Supplied records:
** start **
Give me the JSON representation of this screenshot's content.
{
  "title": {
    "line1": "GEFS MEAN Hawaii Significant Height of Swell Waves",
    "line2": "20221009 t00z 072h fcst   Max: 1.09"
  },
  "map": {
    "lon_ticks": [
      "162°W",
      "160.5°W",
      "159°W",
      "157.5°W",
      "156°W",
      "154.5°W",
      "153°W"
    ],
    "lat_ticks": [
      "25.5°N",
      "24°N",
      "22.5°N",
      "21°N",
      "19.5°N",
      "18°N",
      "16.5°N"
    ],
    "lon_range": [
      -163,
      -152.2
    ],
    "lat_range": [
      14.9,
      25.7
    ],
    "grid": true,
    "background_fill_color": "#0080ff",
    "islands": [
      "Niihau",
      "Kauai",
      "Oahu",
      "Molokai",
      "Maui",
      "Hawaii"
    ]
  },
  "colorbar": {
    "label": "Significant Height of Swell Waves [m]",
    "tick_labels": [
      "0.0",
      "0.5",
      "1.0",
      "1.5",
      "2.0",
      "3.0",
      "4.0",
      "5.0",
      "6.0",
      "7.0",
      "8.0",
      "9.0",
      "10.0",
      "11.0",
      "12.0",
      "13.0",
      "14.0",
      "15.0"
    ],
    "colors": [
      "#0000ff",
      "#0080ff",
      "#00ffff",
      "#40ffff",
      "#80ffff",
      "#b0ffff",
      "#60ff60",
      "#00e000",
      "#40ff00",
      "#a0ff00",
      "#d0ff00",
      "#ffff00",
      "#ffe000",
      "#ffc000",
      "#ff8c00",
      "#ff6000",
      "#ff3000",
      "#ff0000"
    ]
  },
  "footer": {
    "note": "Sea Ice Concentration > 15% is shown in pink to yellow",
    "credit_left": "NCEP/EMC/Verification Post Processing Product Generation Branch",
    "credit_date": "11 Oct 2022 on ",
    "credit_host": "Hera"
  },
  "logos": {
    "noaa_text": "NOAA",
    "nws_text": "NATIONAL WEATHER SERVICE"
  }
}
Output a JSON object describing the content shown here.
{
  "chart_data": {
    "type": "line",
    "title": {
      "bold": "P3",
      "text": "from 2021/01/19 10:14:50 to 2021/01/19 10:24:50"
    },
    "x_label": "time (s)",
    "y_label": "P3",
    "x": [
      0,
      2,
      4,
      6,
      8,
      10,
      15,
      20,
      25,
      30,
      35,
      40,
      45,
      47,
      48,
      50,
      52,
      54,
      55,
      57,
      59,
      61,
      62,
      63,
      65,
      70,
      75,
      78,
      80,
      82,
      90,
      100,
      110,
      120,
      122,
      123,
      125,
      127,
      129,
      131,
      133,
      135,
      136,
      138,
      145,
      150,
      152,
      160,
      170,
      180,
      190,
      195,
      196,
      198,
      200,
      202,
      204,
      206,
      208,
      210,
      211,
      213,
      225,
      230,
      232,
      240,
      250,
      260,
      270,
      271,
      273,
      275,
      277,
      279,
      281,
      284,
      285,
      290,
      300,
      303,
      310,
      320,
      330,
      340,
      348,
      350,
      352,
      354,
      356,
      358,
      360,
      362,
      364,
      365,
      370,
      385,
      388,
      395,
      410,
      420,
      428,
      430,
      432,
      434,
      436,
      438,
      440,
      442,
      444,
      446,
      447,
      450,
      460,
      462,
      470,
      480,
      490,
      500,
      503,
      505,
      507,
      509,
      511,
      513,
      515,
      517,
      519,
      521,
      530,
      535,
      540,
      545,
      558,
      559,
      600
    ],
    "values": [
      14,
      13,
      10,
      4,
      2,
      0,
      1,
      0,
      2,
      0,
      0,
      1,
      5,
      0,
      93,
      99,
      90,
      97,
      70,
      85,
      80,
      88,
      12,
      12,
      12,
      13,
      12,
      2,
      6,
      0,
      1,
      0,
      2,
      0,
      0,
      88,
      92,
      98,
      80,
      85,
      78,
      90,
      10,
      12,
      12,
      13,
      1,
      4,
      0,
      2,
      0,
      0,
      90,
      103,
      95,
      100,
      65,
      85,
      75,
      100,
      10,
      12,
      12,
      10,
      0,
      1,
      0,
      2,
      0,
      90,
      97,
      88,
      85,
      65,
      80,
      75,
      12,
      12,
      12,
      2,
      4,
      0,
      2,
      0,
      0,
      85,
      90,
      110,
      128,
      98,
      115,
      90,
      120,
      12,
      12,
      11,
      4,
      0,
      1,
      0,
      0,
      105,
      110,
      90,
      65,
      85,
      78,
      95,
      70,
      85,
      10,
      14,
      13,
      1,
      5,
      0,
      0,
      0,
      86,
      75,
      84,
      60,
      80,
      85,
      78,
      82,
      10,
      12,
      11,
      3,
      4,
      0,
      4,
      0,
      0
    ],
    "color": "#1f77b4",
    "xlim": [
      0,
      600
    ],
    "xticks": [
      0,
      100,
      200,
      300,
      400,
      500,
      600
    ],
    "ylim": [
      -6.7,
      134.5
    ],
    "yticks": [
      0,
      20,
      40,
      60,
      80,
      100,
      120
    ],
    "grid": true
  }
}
** end **
Written request: Restate each record exactly as written.

Finished exercise:
Give me the JSON representation of this screenshot's content.
{
  "title": {
    "line1": "GEFS MEAN Hawaii Significant Height of Swell Waves",
    "line2": "20221009 t00z 072h fcst   Max: 1.09"
  },
  "map": {
    "lon_ticks": [
      "162°W",
      "160.5°W",
      "159°W",
      "157.5°W",
      "156°W",
      "154.5°W",
      "153°W"
    ],
    "lat_ticks": [
      "25.5°N",
      "24°N",
      "22.5°N",
      "21°N",
      "19.5°N",
      "18°N",
      "16.5°N"
    ],
    "lon_range": [
      -163,
      -152.2
    ],
    "lat_range": [
      14.9,
      25.7
    ],
    "grid": true,
    "background_fill_color": "#0080ff",
    "islands": [
      "Niihau",
      "Kauai",
      "Oahu",
      "Molokai",
      "Maui",
      "Hawaii"
    ]
  },
  "colorbar": {
    "label": "Significant Height of Swell Waves [m]",
    "tick_labels": [
      "0.0",
      "0.5",
      "1.0",
      "1.5",
      "2.0",
      "3.0",
      "4.0",
      "5.0",
      "6.0",
      "7.0",
      "8.0",
      "9.0",
      "10.0",
      "11.0",
      "12.0",
      "13.0",
      "14.0",
      "15.0"
    ],
    "colors": [
      "#0000ff",
      "#0080ff",
      "#00ffff",
      "#40ffff",
      "#80ffff",
      "#b0ffff",
      "#60ff60",
      "#00e000",
      "#40ff00",
      "#a0ff00",
      "#d0ff00",
      "#ffff00",
      "#ffe000",
      "#ffc000",
      "#ff8c00",
      "#ff6000",
      "#ff3000",
      "#ff0000"
    ]
  },
  "footer": {
    "note": "Sea Ice Concentration > 15% is shown in pink to yellow",
    "credit_left": "NCEP/EMC/Verification Post Processing Product Generation Branch",
    "credit_date": "11 Oct 2022 on ",
    "credit_host": "Hera"
  },
  "logos": {
    "noaa_text": "NOAA",
    "nws_text": "NATIONAL WEATHER SERVICE"
  }
}
Output a JSON object describing the content shown here.
{
  "chart_data": {
    "type": "line",
    "title": {
      "bold": "P3",
      "text": "from 2021/01/19 10:14:50 to 2021/01/19 10:24:50"
    },
    "x_label": "time (s)",
    "y_label": "P3",
    "x": [
      0,
      2,
      4,
      6,
      8,
      10,
      15,
      20,
      25,
      30,
      35,
      40,
      45,
      47,
      48,
      50,
      52,
      54,
      55,
      57,
      59,
      61,
      62,
      63,
      65,
      70,
      75,
      78,
      80,
      82,
      90,
      100,
      110,
      120,
      122,
      123,
      125,
      127,
      129,
      131,
      133,
      135,
      136,
      138,
      145,
      150,
      152,
      160,
      170,
      180,
      190,
      195,
      196,
      198,
      200,
      202,
      204,
      206,
      208,
      210,
      211,
      213,
      225,
      230,
      232,
      240,
      250,
      260,
      270,
      271,
      273,
      275,
      277,
      279,
      281,
      284,
      285,
      290,
      300,
      303,
      310,
      320,
      330,
      340,
      348,
      350,
      352,
      354,
      356,
      358,
      360,
      362,
      364,
      365,
      370,
      385,
      388,
      395,
      410,
      420,
      428,
      430,
      432,
      434,
      436,
      438,
      440,
      442,
      444,
      446,
      447,
      450,
      460,
      462,
      470,
      480,
      490,
      500,
      503,
      505,
      507,
      509,
      511,
      513,
      515,
      517,
      519,
      521,
      530,
      535,
      540,
      545,
      558,
      559,
      600
    ],
    "values": [
      14,
      13,
      10,
      4,
      2,
      0,
      1,
      0,
      2,
      0,
      0,
      1,
      5,
      0,
      93,
      99,
      90,
      97,
      70,
      85,
      80,
      88,
      12,
      12,
      12,
      13,
      12,
      2,
      6,
      0,
      1,
      0,
      2,
      0,
      0,
      88,
      92,
      98,
      80,
      85,
      78,
      90,
      10,
      12,
      12,
      13,
      1,
      4,
      0,
      2,
      0,
      0,
      90,
      103,
      95,
      100,
      65,
      85,
      75,
      100,
      10,
      12,
      12,
      10,
      0,
      1,
      0,
      2,
      0,
      90,
      97,
      88,
      85,
      65,
      80,
      75,
      12,
      12,
      12,
      2,
      4,
      0,
      2,
      0,
      0,
      85,
      90,
      110,
      128,
      98,
      115,
      90,
      120,
      12,
      12,
      11,
      4,
      0,
      1,
      0,
      0,
      105,
      110,
      90,
      65,
      85,
      78,
      95,
      70,
      85,
      10,
      14,
      13,
      1,
      5,
      0,
      0,
      0,
      86,
      75,
      84,
      60,
      80,
      85,
      78,
      82,
      10,
      12,
      11,
      3,
      4,
      0,
      4,
      0,
      0
    ],
    "color": "#1f77b4",
    "xlim": [
      0,
      600
    ],
    "xticks": [
      0,
      100,
      200,
      300,
      400,
      500,
      600
    ],
    "ylim": [
      -6.7,
      134.5
    ],
    "yticks": [
      0,
      20,
      40,
      60,
      80,
      100,
      120
    ],
    "grid": true
  }
}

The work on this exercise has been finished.